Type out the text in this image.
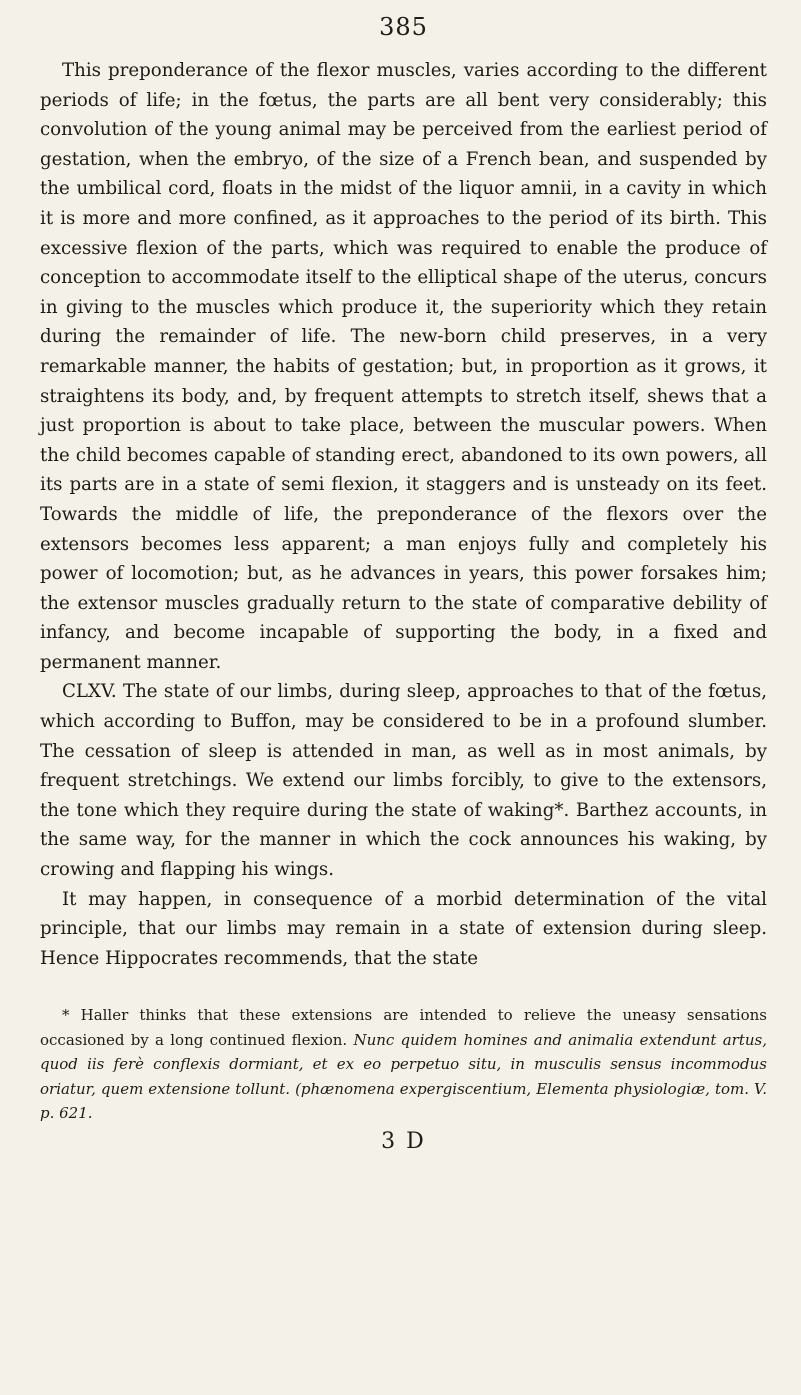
385

This preponderance of the flexor muscles, varies according to the different periods of life; in the fœtus, the parts are all bent very considerably; this convolution of the young animal may be perceived from the earliest period of gestation, when the embryo, of the size of a French bean, and suspended by the umbilical cord, floats in the midst of the liquor amnii, in a cavity in which it is more and more confined, as it approaches to the period of its birth. This excessive flexion of the parts, which was required to enable the produce of conception to accommodate itself to the elliptical shape of the uterus, concurs in giving to the muscles which produce it, the superiority which they retain during the remainder of life. The new-born child preserves, in a very remarkable manner, the habits of gestation; but, in proportion as it grows, it straightens its body, and, by frequent attempts to stretch itself, shews that a just proportion is about to take place, between the muscular powers. When the child becomes capable of standing erect, abandoned to its own powers, all its parts are in a state of semi flexion, it staggers and is unsteady on its feet. Towards the middle of life, the preponderance of the flexors over the extensors becomes less apparent; a man enjoys fully and completely his power of locomotion; but, as he advances in years, this power forsakes him; the extensor muscles gradually return to the state of comparative debility of infancy, and become incapable of supporting the body, in a fixed and permanent manner.

CLXV. The state of our limbs, during sleep, approaches to that of the fœtus, which according to Buffon, may be considered to be in a profound slumber. The cessation of sleep is attended in man, as well as in most animals, by frequent stretchings. We extend our limbs forcibly, to give to the extensors, the tone which they require during the state of waking*. Barthez accounts, in the same way, for the manner in which the cock announces his waking, by crowing and flapping his wings.

It may happen, in consequence of a morbid determination of the vital principle, that our limbs may remain in a state of extension during sleep. Hence Hippocrates recommends, that the state

* Haller thinks that these extensions are intended to relieve the uneasy sensations occasioned by a long continued flexion. Nunc quidem homines and animalia extendunt artus, quod iis ferè conflexis dormiant, et ex eo perpetuo situ, in musculis sensus incommodus oriatur, quem extensione tollunt. (phænomena expergiscentium, Elementa physiologiæ, tom. V. p. 621.
3 D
# # # #
Aim: List the lines of the records where "sleep" occurs.

Exercise response:
CLXV. The state of our limbs, during sleep, approaches to that of the fœtus, which according to Buffon, may be considered to be in a profound slumber. The cessation of sleep is attended in man, as well as in most animals, by frequent stretchings. We extend our limbs forcibly, to give to the extensors, the tone which they require during the state of waking*. Barthez accounts, in the same way, for the manner in which the cock announces his waking, by crowing and flapping his wings.
It may happen, in consequence of a morbid determination of the vital principle, that our limbs may remain in a state of extension during sleep. Hence Hippocrates recommends, that the state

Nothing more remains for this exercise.